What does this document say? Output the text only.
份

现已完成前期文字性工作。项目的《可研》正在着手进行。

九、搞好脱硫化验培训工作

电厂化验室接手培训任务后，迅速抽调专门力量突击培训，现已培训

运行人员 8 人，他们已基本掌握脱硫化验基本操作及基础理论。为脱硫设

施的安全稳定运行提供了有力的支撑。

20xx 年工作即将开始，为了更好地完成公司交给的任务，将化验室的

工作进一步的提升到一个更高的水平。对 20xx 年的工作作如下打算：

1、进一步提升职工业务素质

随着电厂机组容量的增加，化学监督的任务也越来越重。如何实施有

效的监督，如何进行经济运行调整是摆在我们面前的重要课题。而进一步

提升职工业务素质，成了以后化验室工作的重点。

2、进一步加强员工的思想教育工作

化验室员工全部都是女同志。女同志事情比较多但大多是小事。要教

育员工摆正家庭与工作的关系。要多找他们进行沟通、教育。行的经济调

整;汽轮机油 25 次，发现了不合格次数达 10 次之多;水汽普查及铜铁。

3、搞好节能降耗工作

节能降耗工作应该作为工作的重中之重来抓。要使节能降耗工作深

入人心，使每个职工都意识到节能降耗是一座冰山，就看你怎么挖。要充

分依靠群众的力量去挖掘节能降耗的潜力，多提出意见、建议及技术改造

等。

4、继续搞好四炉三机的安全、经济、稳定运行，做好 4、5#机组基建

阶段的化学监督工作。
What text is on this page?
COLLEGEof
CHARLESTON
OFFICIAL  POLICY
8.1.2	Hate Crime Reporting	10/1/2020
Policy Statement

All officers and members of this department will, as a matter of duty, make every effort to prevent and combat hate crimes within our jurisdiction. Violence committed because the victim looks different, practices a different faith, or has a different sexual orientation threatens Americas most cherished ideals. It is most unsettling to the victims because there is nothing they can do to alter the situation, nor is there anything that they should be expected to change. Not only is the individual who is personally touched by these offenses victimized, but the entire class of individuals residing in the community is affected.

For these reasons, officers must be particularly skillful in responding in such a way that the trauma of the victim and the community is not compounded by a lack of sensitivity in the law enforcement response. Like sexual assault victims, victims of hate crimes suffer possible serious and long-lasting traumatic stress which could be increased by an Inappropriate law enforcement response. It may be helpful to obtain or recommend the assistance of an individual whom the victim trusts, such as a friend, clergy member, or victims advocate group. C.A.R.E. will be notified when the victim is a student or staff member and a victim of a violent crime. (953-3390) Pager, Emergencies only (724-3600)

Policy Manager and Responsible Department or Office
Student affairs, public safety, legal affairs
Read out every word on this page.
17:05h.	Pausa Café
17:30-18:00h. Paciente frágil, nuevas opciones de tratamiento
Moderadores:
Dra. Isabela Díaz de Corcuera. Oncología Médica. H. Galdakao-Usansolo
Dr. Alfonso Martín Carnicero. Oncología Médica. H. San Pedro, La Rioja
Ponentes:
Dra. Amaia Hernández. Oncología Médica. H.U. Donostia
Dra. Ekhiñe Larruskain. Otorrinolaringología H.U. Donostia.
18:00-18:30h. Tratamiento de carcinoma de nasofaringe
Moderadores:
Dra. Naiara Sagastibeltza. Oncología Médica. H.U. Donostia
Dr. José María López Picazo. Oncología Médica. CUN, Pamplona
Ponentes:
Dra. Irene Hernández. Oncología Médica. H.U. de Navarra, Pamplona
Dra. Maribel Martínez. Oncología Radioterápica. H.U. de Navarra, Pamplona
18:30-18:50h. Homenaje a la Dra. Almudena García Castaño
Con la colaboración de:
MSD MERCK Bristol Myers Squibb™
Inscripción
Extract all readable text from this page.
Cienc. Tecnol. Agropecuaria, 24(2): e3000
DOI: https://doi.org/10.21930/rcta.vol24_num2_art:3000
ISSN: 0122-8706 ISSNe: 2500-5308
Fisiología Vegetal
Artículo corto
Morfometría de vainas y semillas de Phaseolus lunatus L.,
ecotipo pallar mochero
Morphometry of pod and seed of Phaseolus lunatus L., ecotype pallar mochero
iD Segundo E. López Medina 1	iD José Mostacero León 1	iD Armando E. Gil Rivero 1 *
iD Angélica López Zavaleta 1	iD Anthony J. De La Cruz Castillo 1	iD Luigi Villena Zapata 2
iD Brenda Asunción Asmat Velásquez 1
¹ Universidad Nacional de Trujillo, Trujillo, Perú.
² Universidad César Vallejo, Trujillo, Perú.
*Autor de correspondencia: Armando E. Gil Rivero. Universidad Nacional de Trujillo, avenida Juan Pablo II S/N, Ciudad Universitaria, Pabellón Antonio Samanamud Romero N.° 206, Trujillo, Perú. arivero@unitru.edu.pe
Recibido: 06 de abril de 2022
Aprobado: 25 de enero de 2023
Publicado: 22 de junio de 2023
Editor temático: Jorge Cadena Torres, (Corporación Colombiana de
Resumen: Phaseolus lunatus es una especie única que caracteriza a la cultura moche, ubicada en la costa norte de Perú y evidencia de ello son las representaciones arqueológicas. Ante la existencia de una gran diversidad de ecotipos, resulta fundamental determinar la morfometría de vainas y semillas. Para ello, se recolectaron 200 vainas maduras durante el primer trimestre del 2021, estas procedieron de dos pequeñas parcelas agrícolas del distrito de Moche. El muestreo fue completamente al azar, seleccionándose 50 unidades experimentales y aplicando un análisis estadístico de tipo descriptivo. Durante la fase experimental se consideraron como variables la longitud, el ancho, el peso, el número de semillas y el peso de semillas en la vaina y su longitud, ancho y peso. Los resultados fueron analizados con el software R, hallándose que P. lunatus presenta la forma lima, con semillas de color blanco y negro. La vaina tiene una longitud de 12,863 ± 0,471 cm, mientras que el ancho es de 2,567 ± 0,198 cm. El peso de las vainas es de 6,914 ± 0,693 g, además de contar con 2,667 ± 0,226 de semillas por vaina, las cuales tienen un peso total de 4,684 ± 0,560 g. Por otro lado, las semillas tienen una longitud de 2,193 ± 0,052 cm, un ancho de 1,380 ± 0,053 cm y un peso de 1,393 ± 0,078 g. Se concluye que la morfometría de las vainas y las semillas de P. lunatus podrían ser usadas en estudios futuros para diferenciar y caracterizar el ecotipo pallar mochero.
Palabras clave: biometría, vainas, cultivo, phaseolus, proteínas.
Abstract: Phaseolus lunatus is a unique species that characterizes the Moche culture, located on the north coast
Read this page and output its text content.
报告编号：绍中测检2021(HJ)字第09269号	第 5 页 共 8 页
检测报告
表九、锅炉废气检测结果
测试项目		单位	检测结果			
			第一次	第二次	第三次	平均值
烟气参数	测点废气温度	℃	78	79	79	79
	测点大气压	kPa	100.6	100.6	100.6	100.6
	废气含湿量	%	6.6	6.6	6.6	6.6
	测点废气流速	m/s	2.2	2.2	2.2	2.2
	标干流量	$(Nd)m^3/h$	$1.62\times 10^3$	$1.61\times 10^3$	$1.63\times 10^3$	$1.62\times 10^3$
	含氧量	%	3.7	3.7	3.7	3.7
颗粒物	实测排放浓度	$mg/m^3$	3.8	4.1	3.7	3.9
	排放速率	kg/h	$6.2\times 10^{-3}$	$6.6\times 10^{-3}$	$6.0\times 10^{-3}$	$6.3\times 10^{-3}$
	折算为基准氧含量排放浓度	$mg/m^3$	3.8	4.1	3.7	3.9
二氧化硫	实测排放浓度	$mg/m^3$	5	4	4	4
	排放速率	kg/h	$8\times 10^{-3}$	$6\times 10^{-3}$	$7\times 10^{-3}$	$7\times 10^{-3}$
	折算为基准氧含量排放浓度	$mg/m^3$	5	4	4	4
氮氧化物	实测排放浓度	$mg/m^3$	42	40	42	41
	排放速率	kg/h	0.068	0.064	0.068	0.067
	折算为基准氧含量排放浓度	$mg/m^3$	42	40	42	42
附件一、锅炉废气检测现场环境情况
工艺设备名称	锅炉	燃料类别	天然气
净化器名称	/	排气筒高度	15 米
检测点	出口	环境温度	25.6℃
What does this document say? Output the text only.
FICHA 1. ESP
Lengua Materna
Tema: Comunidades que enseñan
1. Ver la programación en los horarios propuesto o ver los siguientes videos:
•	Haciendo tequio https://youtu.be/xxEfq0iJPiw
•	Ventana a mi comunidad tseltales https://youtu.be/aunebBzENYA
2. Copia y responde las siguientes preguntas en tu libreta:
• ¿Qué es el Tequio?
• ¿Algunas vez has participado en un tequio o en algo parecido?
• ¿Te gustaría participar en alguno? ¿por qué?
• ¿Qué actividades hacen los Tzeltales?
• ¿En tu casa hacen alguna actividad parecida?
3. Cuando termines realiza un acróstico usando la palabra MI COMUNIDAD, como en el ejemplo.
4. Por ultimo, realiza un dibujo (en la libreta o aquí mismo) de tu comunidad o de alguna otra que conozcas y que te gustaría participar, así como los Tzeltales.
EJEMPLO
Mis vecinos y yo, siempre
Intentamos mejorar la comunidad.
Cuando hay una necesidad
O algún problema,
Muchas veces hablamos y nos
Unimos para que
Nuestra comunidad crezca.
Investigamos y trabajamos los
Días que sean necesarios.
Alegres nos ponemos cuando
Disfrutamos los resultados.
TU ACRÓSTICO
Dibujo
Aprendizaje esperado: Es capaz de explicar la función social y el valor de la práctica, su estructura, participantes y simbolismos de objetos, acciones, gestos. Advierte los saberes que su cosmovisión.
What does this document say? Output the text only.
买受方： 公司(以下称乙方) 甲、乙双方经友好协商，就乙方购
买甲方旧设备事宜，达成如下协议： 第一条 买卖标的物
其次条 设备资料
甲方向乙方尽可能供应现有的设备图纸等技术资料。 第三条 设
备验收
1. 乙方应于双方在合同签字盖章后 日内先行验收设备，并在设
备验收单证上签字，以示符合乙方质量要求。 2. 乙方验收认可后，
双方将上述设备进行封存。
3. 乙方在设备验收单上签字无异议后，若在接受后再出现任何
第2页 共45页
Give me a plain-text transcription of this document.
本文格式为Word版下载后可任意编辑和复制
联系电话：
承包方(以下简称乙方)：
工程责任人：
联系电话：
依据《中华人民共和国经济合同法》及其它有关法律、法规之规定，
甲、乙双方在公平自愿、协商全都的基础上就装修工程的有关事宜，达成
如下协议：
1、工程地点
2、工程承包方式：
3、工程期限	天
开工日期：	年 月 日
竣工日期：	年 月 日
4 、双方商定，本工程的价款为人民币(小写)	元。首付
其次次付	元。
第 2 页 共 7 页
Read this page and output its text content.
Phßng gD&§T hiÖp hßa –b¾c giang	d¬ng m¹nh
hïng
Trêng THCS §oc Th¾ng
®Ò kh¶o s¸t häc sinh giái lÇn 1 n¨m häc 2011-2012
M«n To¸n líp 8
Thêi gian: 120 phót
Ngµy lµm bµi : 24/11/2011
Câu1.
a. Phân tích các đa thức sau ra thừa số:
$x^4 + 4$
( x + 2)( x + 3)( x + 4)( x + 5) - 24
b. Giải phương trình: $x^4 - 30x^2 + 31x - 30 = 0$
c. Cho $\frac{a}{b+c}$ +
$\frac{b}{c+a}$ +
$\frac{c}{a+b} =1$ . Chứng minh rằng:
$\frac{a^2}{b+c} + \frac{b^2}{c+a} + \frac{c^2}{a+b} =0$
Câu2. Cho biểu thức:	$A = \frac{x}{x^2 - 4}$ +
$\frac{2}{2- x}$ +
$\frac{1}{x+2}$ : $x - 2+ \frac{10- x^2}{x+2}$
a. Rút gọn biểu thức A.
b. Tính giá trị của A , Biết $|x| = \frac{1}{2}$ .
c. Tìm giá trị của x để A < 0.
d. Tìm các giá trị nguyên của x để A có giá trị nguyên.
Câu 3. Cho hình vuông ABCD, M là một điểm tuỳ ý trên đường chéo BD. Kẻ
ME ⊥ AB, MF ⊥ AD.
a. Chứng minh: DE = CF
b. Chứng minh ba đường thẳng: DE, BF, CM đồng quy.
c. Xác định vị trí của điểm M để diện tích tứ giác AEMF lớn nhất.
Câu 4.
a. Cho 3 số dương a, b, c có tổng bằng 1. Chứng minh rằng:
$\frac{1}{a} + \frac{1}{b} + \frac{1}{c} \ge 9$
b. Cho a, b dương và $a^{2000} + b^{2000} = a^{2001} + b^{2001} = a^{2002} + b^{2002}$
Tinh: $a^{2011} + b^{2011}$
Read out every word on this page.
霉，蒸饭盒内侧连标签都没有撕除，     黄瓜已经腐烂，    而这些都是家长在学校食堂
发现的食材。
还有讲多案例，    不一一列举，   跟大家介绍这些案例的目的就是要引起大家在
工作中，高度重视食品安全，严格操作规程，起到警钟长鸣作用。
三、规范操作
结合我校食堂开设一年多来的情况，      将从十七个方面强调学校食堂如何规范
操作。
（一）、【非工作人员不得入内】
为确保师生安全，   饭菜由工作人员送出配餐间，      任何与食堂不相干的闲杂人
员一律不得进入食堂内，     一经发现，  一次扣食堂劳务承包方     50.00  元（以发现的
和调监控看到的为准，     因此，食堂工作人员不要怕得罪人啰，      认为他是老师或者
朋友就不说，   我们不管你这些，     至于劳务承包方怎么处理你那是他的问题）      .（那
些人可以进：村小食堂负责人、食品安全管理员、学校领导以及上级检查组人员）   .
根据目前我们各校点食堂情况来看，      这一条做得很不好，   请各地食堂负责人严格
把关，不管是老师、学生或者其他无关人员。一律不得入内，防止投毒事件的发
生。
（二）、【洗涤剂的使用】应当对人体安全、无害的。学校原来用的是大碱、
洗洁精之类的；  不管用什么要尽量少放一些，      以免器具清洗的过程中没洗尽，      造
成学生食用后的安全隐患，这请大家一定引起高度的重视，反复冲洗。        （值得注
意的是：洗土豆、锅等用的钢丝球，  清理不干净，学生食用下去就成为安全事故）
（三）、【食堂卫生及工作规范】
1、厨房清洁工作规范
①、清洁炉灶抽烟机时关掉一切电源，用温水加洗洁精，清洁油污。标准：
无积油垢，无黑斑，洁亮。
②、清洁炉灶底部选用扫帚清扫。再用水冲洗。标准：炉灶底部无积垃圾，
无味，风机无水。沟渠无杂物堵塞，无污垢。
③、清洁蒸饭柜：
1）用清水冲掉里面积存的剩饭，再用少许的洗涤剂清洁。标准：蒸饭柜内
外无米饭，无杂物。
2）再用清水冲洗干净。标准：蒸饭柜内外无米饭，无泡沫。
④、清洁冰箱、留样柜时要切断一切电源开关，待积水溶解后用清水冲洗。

....

* [Request]
Looking at the entries above, say how many lines contain the word "Nacional". Only the number is wanted.

* [Correct result]
2